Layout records
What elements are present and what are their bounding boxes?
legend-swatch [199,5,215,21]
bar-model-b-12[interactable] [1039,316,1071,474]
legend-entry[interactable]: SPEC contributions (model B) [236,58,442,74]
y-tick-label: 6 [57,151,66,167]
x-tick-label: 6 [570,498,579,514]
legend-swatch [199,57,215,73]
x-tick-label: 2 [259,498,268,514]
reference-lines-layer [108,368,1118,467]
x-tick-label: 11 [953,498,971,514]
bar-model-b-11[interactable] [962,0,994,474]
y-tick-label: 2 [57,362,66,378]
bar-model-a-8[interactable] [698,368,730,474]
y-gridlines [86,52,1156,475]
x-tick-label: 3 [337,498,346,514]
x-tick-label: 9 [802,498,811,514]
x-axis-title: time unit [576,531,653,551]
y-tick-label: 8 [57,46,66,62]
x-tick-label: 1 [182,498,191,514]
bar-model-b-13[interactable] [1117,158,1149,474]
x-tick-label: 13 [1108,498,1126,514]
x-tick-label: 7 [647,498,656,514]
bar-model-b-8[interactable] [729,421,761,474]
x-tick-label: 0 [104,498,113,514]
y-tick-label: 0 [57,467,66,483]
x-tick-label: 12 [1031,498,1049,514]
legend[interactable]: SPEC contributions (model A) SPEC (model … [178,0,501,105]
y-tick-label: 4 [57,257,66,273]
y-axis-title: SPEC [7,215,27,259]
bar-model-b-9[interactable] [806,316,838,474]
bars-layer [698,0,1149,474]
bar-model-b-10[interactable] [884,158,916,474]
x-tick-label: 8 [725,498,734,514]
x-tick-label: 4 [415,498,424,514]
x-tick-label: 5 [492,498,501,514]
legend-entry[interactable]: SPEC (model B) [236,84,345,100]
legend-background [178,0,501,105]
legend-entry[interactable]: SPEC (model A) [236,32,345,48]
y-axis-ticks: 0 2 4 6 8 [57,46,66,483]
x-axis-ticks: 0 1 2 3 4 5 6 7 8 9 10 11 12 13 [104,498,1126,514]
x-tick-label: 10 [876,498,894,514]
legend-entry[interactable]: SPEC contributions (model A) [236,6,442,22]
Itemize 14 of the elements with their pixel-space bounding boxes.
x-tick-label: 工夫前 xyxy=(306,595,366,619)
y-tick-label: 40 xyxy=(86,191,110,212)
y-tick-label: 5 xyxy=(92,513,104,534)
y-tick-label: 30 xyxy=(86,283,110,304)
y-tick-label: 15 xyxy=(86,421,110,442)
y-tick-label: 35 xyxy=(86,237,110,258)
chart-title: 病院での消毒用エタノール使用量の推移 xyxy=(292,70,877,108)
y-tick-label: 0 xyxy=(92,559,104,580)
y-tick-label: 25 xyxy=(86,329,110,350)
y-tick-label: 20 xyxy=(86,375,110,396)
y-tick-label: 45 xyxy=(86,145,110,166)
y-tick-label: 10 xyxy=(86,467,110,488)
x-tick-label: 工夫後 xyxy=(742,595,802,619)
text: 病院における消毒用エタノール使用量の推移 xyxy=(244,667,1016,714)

§ **Exercise instructions**: Copy the records above, switching each "legend-swatch" to "legend-marker" and keeping everything else unchanged.

§ **Response to the task**:
What elements are present and what are their bounding boxes?
legend-marker [199,5,215,21]
bar-model-b-12[interactable] [1039,316,1071,474]
legend-entry[interactable]: SPEC contributions (model B) [236,58,442,74]
y-tick-label: 6 [57,151,66,167]
x-tick-label: 6 [570,498,579,514]
legend-marker [199,57,215,73]
x-tick-label: 2 [259,498,268,514]
reference-lines-layer [108,368,1118,467]
x-tick-label: 11 [953,498,971,514]
bar-model-b-11[interactable] [962,0,994,474]
y-tick-label: 2 [57,362,66,378]
bar-model-a-8[interactable] [698,368,730,474]
y-gridlines [86,52,1156,475]
x-tick-label: 3 [337,498,346,514]
x-tick-label: 9 [802,498,811,514]
x-axis-title: time unit [576,531,653,551]
y-tick-label: 8 [57,46,66,62]
x-tick-label: 1 [182,498,191,514]
bar-model-b-13[interactable] [1117,158,1149,474]
x-tick-label: 13 [1108,498,1126,514]
x-tick-label: 7 [647,498,656,514]
bar-model-b-8[interactable] [729,421,761,474]
x-tick-label: 0 [104,498,113,514]
y-tick-label: 0 [57,467,66,483]
x-tick-label: 12 [1031,498,1049,514]
legend[interactable]: SPEC contributions (model A) SPEC (model … [178,0,501,105]
y-tick-label: 4 [57,257,66,273]
y-axis-title: SPEC [7,215,27,259]
bar-model-b-9[interactable] [806,316,838,474]
bars-layer [698,0,1149,474]
bar-model-b-10[interactable] [884,158,916,474]
x-tick-label: 8 [725,498,734,514]
x-tick-label: 4 [415,498,424,514]
x-tick-label: 5 [492,498,501,514]
legend-entry[interactable]: SPEC (model B) [236,84,345,100]
legend-background [178,0,501,105]
legend-entry[interactable]: SPEC (model A) [236,32,345,48]
y-axis-ticks: 0 2 4 6 8 [57,46,66,483]
x-axis-ticks: 0 1 2 3 4 5 6 7 8 9 10 11 12 13 [104,498,1126,514]
x-tick-label: 10 [876,498,894,514]
legend-entry[interactable]: SPEC contributions (model A) [236,6,442,22]
Itemize 14 of the elements with their pixel-space bounding boxes.
x-tick-label: 工夫前 xyxy=(306,595,366,619)
y-tick-label: 40 xyxy=(86,191,110,212)
y-tick-label: 5 xyxy=(92,513,104,534)
y-tick-label: 30 xyxy=(86,283,110,304)
y-tick-label: 15 xyxy=(86,421,110,442)
y-tick-label: 35 xyxy=(86,237,110,258)
chart-title: 病院での消毒用エタノール使用量の推移 xyxy=(292,70,877,108)
y-tick-label: 0 xyxy=(92,559,104,580)
y-tick-label: 25 xyxy=(86,329,110,350)
y-tick-label: 20 xyxy=(86,375,110,396)
y-tick-label: 45 xyxy=(86,145,110,166)
y-tick-label: 10 xyxy=(86,467,110,488)
x-tick-label: 工夫後 xyxy=(742,595,802,619)
text: 病院における消毒用エタノール使用量の推移 xyxy=(244,667,1016,714)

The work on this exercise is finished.